SHORT PROBLEM:
Swap "Langmuir" for "Temkin" throughout the data below and write all of it out again with nothing else changed. Leave out the pictures.

RECORDED DATA:
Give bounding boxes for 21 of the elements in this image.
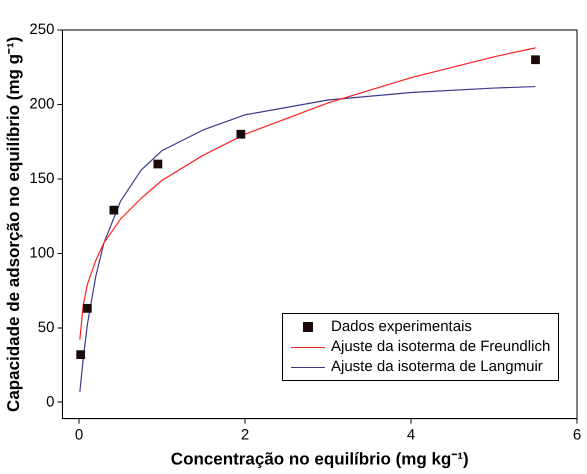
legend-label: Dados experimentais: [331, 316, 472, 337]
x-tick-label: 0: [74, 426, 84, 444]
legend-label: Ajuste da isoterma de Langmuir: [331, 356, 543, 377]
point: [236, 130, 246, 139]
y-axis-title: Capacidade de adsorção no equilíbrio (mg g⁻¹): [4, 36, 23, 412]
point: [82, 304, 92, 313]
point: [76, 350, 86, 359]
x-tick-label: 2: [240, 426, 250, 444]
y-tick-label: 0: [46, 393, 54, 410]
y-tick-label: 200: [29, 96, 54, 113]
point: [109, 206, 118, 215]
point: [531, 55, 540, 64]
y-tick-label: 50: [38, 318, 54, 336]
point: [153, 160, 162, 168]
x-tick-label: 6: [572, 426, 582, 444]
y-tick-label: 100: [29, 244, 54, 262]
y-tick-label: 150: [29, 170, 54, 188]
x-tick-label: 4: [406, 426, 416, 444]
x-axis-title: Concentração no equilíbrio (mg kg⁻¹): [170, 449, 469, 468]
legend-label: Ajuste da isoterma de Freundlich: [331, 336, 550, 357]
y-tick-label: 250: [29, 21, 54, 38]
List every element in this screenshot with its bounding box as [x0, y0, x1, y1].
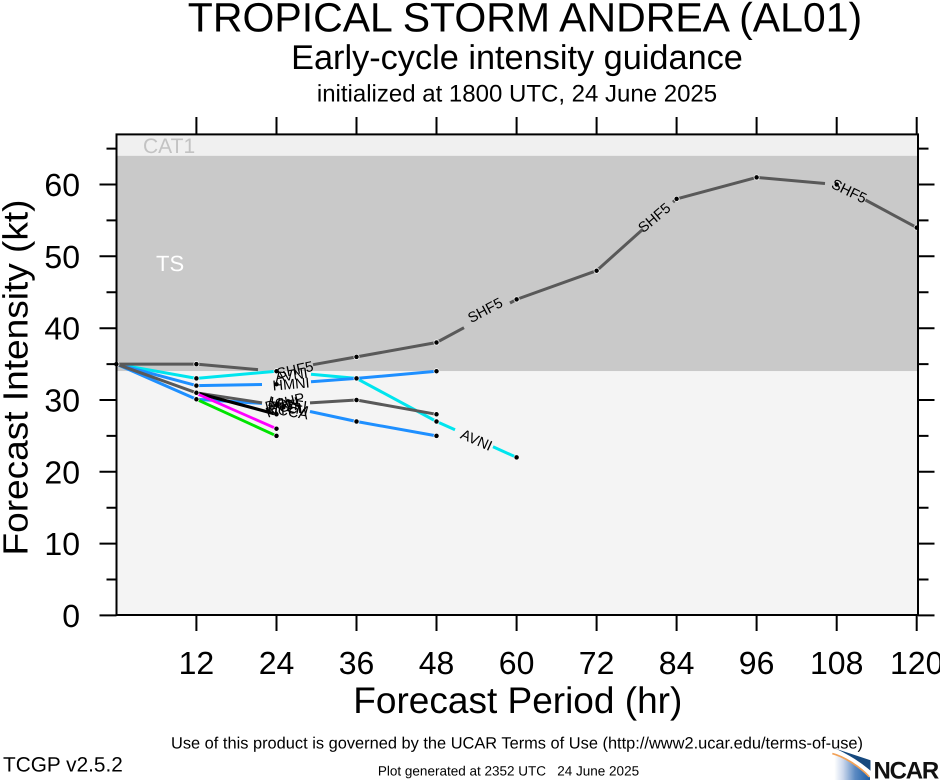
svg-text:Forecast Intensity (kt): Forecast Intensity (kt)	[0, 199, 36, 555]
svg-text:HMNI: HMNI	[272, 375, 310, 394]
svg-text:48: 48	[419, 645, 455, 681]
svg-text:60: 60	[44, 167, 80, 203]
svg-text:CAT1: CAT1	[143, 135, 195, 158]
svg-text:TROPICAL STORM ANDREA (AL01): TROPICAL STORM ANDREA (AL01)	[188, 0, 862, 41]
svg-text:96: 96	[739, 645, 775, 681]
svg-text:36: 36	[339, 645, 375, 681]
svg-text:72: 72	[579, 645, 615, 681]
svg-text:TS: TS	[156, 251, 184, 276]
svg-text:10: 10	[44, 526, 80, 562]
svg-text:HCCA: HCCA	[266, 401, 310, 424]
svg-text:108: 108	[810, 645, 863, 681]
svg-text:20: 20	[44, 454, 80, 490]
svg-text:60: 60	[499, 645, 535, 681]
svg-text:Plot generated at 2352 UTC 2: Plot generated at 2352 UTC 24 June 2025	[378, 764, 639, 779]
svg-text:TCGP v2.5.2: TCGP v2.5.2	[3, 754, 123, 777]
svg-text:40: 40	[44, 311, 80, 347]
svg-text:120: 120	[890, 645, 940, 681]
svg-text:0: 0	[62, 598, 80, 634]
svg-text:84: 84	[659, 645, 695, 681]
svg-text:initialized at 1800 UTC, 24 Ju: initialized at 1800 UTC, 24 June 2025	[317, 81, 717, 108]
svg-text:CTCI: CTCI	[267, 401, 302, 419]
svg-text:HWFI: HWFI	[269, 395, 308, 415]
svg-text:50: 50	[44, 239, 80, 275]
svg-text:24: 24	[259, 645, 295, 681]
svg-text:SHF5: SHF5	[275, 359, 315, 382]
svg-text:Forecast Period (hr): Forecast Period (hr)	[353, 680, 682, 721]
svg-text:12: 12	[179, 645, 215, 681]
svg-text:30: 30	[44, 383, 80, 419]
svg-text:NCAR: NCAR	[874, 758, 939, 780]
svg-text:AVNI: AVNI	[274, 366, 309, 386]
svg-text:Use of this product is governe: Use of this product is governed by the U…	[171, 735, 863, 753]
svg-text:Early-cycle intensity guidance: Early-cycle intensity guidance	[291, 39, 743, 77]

TASK RESPONSE:
Give bounding boxes for 21 of the elements in this image.
legend-label: Dados experimentais: [331, 316, 472, 337]
x-tick-label: 0: [74, 426, 84, 444]
legend-label: Ajuste da isoterma de Temkin: [331, 356, 543, 377]
point: [236, 130, 246, 139]
y-axis-title: Capacidade de adsorção no equilíbrio (mg g⁻¹): [4, 36, 23, 412]
point: [82, 304, 92, 313]
point: [76, 350, 86, 359]
x-tick-label: 2: [240, 426, 250, 444]
y-tick-label: 0: [46, 393, 54, 410]
y-tick-label: 200: [29, 96, 54, 113]
point: [109, 206, 118, 215]
point: [531, 55, 540, 64]
y-tick-label: 50: [38, 318, 54, 336]
point: [153, 160, 162, 168]
x-tick-label: 6: [572, 426, 582, 444]
y-tick-label: 100: [29, 244, 54, 262]
y-tick-label: 150: [29, 170, 54, 188]
x-tick-label: 4: [406, 426, 416, 444]
x-axis-title: Concentração no equilíbrio (mg kg⁻¹): [170, 449, 469, 468]
legend-label: Ajuste da isoterma de Freundlich: [331, 336, 550, 357]
y-tick-label: 250: [29, 21, 54, 38]
List every element in this screenshot with its bounding box as [x0, y0, x1, y1].
svg-text:Forecast Intensity (kt): Forecast Intensity (kt)	[0, 199, 36, 555]
svg-text:HMNI: HMNI	[272, 375, 310, 394]
svg-text:48: 48	[419, 645, 455, 681]
svg-text:60: 60	[44, 167, 80, 203]
svg-text:CAT1: CAT1	[143, 135, 195, 158]
svg-text:TROPICAL STORM ANDREA (AL01): TROPICAL STORM ANDREA (AL01)	[188, 0, 862, 41]
svg-text:96: 96	[739, 645, 775, 681]
svg-text:36: 36	[339, 645, 375, 681]
svg-text:72: 72	[579, 645, 615, 681]
svg-text:TS: TS	[156, 251, 184, 276]
svg-text:10: 10	[44, 526, 80, 562]
svg-text:HCCA: HCCA	[266, 401, 310, 424]
svg-text:108: 108	[810, 645, 863, 681]
svg-text:20: 20	[44, 454, 80, 490]
svg-text:60: 60	[499, 645, 535, 681]
svg-text:Plot generated at 2352 UTC 2: Plot generated at 2352 UTC 24 June 2025	[378, 764, 639, 779]
svg-text:TCGP v2.5.2: TCGP v2.5.2	[3, 754, 123, 777]
svg-text:40: 40	[44, 311, 80, 347]
svg-text:120: 120	[890, 645, 940, 681]
svg-text:0: 0	[62, 598, 80, 634]
svg-text:84: 84	[659, 645, 695, 681]
svg-text:initialized at 1800 UTC, 24 Ju: initialized at 1800 UTC, 24 June 2025	[317, 81, 717, 108]
svg-text:CTCI: CTCI	[267, 401, 302, 419]
svg-text:HWFI: HWFI	[269, 395, 308, 415]
svg-text:50: 50	[44, 239, 80, 275]
svg-text:24: 24	[259, 645, 295, 681]
svg-text:SHF5: SHF5	[275, 359, 315, 382]
svg-text:Forecast Period (hr): Forecast Period (hr)	[353, 680, 682, 721]
svg-text:12: 12	[179, 645, 215, 681]
svg-text:30: 30	[44, 383, 80, 419]
svg-text:NCAR: NCAR	[874, 758, 939, 780]
svg-text:AVNI: AVNI	[274, 366, 309, 386]
svg-text:Use of this product is governe: Use of this product is governed by the U…	[171, 735, 863, 753]
svg-text:Early-cycle intensity guidance: Early-cycle intensity guidance	[291, 39, 743, 77]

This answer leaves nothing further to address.